_TO DO_
List all lines of the data that include the string "screenshot".

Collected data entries
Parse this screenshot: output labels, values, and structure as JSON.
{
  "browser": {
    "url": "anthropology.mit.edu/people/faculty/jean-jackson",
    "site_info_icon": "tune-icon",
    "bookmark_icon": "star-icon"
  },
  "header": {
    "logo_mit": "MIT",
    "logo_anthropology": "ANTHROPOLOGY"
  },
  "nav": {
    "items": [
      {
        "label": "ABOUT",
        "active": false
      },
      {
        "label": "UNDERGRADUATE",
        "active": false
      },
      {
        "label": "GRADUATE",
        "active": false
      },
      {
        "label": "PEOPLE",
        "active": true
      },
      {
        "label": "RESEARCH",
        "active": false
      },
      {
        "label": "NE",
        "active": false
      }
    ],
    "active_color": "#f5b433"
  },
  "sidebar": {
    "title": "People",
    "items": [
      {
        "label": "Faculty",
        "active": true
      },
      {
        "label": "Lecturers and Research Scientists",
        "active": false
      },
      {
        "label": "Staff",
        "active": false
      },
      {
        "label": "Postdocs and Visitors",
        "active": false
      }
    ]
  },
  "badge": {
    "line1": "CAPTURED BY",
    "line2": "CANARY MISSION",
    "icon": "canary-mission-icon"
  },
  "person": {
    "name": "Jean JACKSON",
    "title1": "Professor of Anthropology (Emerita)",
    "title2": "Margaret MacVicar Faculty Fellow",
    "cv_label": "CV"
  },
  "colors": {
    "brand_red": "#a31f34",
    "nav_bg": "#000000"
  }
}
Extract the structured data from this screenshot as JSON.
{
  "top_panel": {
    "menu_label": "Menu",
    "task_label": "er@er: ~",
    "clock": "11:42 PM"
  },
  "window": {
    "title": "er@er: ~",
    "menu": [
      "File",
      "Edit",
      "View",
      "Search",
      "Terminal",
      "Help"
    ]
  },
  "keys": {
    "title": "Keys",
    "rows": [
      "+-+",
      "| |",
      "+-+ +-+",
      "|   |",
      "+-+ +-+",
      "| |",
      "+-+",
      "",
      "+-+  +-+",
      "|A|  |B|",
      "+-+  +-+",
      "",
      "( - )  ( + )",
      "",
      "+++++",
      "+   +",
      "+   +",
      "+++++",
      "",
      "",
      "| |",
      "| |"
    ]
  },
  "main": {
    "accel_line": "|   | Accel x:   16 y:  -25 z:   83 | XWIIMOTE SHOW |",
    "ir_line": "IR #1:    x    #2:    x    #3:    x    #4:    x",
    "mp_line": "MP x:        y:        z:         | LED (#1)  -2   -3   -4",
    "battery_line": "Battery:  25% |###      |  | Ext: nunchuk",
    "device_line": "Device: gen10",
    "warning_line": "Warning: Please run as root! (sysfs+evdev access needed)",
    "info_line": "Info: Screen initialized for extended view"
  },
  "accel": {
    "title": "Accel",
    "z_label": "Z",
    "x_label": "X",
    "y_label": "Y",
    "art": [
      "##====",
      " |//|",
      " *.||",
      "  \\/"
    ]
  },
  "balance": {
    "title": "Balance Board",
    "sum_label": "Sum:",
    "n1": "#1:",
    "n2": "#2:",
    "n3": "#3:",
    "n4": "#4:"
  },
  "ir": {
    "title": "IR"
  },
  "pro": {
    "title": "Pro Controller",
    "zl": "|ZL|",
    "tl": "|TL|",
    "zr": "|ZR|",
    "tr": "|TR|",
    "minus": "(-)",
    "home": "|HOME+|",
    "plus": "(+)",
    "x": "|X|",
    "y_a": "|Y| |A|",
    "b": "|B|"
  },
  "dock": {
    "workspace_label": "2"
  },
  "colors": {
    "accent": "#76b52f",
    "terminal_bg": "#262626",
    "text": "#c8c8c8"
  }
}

_REPLY TO THE TASK_
Parse this screenshot: output labels, values, and structure as JSON.
Extract the structured data from this screenshot as JSON.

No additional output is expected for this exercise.